* START *

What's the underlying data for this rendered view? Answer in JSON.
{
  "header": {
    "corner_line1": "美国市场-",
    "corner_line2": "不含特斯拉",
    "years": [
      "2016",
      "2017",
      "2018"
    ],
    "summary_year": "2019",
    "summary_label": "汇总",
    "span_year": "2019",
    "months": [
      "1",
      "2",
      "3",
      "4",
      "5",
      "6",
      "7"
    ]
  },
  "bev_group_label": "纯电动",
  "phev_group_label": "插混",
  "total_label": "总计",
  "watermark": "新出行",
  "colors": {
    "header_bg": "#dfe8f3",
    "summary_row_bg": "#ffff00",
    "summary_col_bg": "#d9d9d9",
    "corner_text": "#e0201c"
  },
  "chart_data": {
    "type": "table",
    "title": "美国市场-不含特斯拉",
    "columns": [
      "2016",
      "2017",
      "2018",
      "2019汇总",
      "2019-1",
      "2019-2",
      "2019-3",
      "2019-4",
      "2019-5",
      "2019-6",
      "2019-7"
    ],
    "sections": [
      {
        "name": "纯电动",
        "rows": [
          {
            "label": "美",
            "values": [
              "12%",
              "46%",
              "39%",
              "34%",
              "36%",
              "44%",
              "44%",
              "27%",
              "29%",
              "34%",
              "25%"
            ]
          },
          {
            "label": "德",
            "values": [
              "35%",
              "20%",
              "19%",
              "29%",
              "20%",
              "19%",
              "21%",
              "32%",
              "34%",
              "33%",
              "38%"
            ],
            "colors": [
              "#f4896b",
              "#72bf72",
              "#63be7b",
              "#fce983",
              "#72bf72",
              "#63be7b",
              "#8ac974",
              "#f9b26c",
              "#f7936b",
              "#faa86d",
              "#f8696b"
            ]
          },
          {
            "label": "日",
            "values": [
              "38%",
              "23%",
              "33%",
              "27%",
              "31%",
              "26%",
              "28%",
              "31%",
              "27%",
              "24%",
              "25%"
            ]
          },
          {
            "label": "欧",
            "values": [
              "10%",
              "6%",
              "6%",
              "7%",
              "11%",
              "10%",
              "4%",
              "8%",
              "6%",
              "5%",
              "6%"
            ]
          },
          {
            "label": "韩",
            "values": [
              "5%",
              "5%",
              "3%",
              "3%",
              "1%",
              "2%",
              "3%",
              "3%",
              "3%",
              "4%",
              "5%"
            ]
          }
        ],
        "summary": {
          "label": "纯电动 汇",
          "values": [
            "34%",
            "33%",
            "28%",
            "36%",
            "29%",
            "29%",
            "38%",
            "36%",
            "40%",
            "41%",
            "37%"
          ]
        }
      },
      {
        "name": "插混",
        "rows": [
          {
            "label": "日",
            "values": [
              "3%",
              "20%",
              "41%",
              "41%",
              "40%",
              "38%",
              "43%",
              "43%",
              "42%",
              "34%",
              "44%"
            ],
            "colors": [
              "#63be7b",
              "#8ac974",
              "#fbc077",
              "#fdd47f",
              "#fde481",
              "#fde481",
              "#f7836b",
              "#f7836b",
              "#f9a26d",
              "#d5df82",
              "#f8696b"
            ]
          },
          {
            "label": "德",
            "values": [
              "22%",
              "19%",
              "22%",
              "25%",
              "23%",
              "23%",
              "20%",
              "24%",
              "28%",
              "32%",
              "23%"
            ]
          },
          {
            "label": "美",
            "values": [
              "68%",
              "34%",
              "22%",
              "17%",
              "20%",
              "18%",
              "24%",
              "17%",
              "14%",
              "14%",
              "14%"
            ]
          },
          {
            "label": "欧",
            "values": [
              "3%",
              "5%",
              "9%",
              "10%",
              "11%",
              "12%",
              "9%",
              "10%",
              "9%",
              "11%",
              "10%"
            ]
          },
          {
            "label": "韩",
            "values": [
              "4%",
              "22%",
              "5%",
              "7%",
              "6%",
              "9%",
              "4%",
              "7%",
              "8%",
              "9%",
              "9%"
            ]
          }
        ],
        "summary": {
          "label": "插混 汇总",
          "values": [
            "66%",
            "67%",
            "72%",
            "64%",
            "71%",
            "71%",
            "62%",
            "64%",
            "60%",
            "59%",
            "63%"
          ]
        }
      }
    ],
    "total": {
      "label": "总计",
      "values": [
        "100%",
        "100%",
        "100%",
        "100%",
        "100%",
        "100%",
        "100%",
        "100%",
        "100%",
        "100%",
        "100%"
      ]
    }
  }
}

* END *

● **SET EXERCISE**
Give only the number of lines in the listing above that include the string "不含特斯拉".

● **COMPLETED TASK**
2